-- begin Stored data --

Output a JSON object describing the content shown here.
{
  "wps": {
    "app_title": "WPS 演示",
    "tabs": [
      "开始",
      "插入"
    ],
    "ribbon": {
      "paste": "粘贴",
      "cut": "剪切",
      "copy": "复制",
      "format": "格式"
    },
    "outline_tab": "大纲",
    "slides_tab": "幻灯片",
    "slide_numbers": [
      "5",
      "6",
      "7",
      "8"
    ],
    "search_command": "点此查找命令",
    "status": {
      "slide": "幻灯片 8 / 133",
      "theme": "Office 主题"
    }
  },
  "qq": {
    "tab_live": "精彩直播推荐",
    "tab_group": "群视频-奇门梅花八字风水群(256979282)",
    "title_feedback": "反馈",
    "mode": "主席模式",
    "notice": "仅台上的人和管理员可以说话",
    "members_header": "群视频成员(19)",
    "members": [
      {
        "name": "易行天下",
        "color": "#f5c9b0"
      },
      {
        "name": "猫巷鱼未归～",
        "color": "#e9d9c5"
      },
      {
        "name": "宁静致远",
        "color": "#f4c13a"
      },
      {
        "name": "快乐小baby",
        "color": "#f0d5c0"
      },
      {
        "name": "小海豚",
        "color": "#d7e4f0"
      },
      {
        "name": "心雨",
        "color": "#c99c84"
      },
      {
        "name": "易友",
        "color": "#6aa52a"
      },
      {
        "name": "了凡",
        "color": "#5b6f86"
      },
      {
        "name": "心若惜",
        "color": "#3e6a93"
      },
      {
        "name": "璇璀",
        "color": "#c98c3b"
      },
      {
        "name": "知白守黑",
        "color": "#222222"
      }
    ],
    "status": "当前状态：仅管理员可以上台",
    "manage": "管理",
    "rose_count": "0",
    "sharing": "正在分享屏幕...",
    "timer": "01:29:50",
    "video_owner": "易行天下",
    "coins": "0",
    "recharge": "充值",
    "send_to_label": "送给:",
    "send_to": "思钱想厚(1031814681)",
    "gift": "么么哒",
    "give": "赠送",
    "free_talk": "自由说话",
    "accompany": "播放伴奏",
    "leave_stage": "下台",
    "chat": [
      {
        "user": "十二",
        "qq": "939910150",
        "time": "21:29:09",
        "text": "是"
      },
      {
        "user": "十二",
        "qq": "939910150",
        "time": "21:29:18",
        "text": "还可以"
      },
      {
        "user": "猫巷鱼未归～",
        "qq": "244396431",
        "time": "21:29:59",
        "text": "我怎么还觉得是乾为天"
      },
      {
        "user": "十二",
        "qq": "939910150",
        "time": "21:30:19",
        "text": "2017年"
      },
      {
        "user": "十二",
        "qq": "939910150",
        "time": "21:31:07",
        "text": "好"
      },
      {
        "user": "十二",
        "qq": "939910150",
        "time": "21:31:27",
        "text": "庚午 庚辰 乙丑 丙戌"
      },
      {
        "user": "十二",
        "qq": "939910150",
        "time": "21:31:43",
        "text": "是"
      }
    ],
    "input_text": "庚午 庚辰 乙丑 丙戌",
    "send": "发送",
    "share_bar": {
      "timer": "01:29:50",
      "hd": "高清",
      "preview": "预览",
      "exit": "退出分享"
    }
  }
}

-- end Stored data --

Task goal
Identify each line in the records above containing the word "name"; copy those lines.

Written response
        "name": "易行天下",
        "name": "猫巷鱼未归～",
        "name": "宁静致远",
        "name": "快乐小baby",
        "name": "小海豚",
        "name": "心雨",
        "name": "易友",
        "name": "了凡",
        "name": "心若惜",
        "name": "璇璀",
        "name": "知白守黑",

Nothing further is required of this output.